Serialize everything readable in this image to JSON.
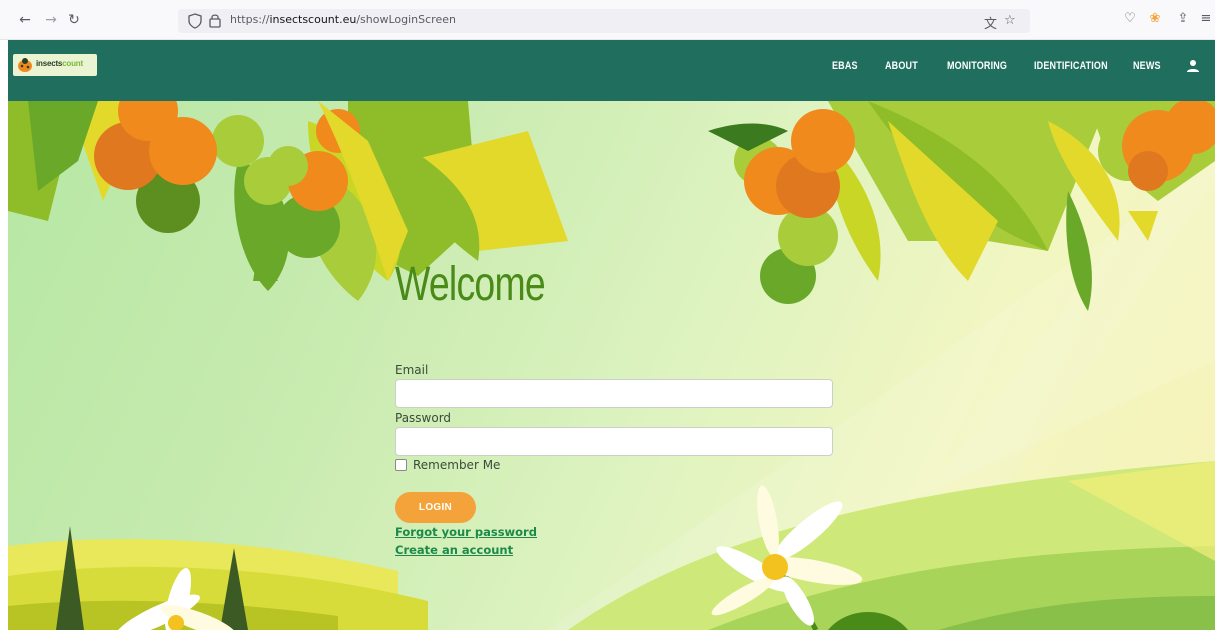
{
  "browser": {
    "url_prefix": "https://",
    "url_domain": "insectscount.eu",
    "url_path": "/showLoginScreen"
  },
  "site": {
    "logo_text_a": "insects",
    "logo_text_b": "count",
    "nav": [
      "EBAS",
      "ABOUT",
      "MONITORING",
      "IDENTIFICATION",
      "NEWS"
    ]
  },
  "login": {
    "title": "Welcome",
    "email_label": "Email",
    "email_value": "",
    "password_label": "Password",
    "password_value": "",
    "remember_label": "Remember Me",
    "remember_checked": false,
    "login_button": "LOGIN",
    "forgot_link": "Forgot your password",
    "create_link": "Create an account"
  },
  "colors": {
    "header_bg": "#1f6e5e",
    "title_green": "#4a8a18",
    "button_orange": "#f3a33a",
    "link_green": "#1b8a4a"
  }
}
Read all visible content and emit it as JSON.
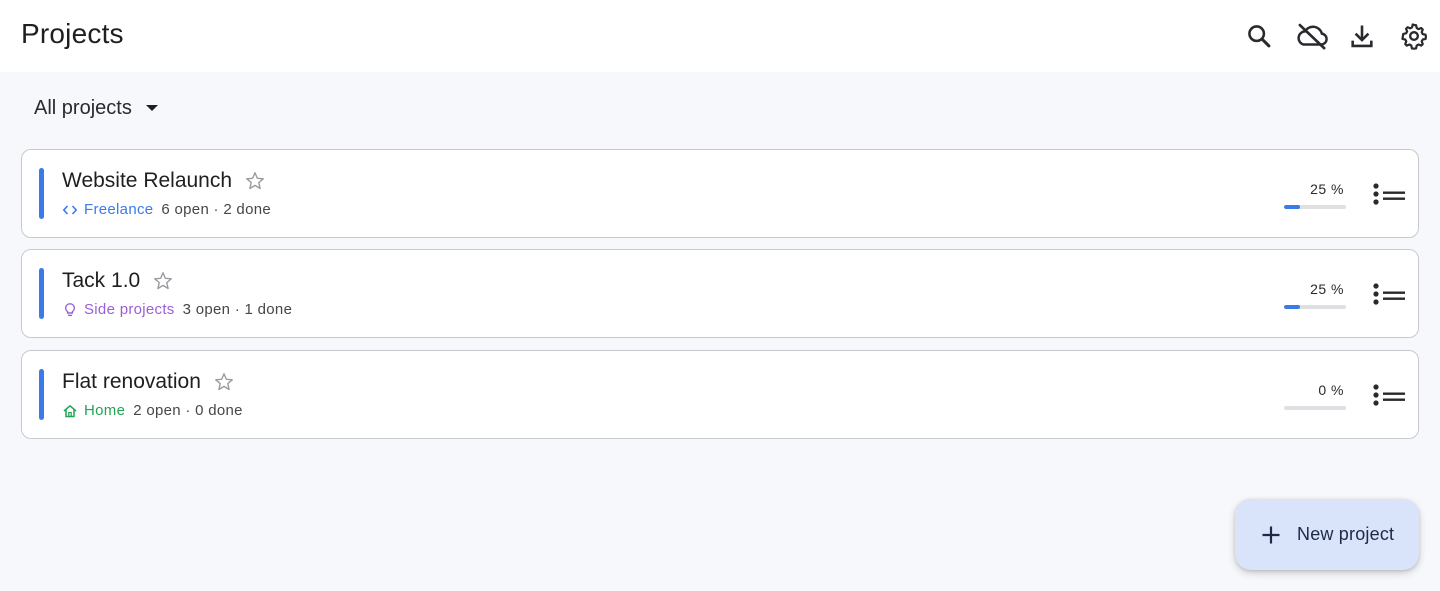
{
  "header": {
    "title": "Projects",
    "icons": [
      "search-icon",
      "cloud-off-icon",
      "download-icon",
      "settings-icon"
    ]
  },
  "filter": {
    "label": "All projects"
  },
  "colors": {
    "accent": "#3b7be8",
    "freelance": "#3b7be8",
    "side_projects": "#9a5fd6",
    "home": "#22a454"
  },
  "projects": [
    {
      "title": "Website Relaunch",
      "category": "Freelance",
      "category_icon": "code-icon",
      "counts": "6 open · 2 done",
      "progress_label": "25 %",
      "progress": 0.25
    },
    {
      "title": "Tack 1.0",
      "category": "Side projects",
      "category_icon": "lightbulb-icon",
      "counts": "3 open · 1 done",
      "progress_label": "25 %",
      "progress": 0.25
    },
    {
      "title": "Flat renovation",
      "category": "Home",
      "category_icon": "home-icon",
      "counts": "2 open · 0 done",
      "progress_label": "0 %",
      "progress": 0
    }
  ],
  "fab": {
    "label": "New project"
  }
}
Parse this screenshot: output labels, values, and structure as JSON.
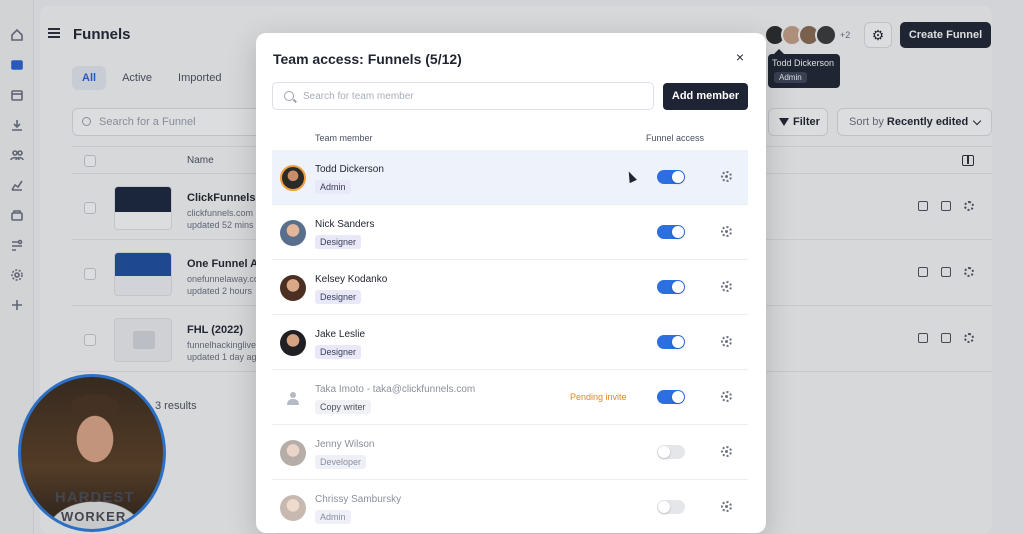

────────────────

§ Given task:
Of the lines above, how many include the word "counts"? Reply with the number only.

§ Finished exercise:
3